*WRITTEN TASK*.
Entries follow. Set all of them down as they stand.

*STORED DATA*.
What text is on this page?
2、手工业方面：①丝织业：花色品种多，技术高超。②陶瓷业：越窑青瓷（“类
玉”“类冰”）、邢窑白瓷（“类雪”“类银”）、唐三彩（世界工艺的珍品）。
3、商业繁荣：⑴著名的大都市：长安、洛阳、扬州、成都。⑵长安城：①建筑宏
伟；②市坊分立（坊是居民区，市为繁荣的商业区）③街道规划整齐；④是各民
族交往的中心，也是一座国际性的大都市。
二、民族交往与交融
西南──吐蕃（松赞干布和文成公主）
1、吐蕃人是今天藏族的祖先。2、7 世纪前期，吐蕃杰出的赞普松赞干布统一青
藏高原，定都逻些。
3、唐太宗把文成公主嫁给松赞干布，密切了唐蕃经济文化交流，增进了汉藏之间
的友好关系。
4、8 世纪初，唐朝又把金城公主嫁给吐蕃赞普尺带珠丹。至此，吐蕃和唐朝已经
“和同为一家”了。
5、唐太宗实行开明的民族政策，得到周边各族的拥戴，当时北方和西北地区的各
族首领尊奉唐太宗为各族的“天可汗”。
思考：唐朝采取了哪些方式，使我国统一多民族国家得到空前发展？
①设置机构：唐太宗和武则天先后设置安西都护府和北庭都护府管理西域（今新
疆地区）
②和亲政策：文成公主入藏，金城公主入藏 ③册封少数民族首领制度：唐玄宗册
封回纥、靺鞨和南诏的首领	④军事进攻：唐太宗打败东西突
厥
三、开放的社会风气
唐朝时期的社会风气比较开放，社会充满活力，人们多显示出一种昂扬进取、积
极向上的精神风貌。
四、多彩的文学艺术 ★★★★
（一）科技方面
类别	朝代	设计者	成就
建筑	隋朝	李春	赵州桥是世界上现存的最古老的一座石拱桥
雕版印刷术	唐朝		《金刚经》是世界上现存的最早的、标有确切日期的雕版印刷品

*WORKED SOLUTION*.
What text is on this page?
2、手工业方面：①丝织业：花色品种多，技术高超。②陶瓷业：越窑青瓷（“类
玉”“类冰”）、邢窑白瓷（“类雪”“类银”）、唐三彩（世界工艺的珍品）。
3、商业繁荣：⑴著名的大都市：长安、洛阳、扬州、成都。⑵长安城：①建筑宏
伟；②市坊分立（坊是居民区，市为繁荣的商业区）③街道规划整齐；④是各民
族交往的中心，也是一座国际性的大都市。
二、民族交往与交融
西南──吐蕃（松赞干布和文成公主）
1、吐蕃人是今天藏族的祖先。2、7 世纪前期，吐蕃杰出的赞普松赞干布统一青
藏高原，定都逻些。
3、唐太宗把文成公主嫁给松赞干布，密切了唐蕃经济文化交流，增进了汉藏之间
的友好关系。
4、8 世纪初，唐朝又把金城公主嫁给吐蕃赞普尺带珠丹。至此，吐蕃和唐朝已经
“和同为一家”了。
5、唐太宗实行开明的民族政策，得到周边各族的拥戴，当时北方和西北地区的各
族首领尊奉唐太宗为各族的“天可汗”。
思考：唐朝采取了哪些方式，使我国统一多民族国家得到空前发展？
①设置机构：唐太宗和武则天先后设置安西都护府和北庭都护府管理西域（今新
疆地区）
②和亲政策：文成公主入藏，金城公主入藏 ③册封少数民族首领制度：唐玄宗册
封回纥、靺鞨和南诏的首领	④军事进攻：唐太宗打败东西突
厥
三、开放的社会风气
唐朝时期的社会风气比较开放，社会充满活力，人们多显示出一种昂扬进取、积
极向上的精神风貌。
四、多彩的文学艺术 ★★★★
（一）科技方面
类别	朝代	设计者	成就
建筑	隋朝	李春	赵州桥是世界上现存的最古老的一座石拱桥
雕版印刷术	唐朝		《金刚经》是世界上现存的最早的、标有确切日期的雕版印刷品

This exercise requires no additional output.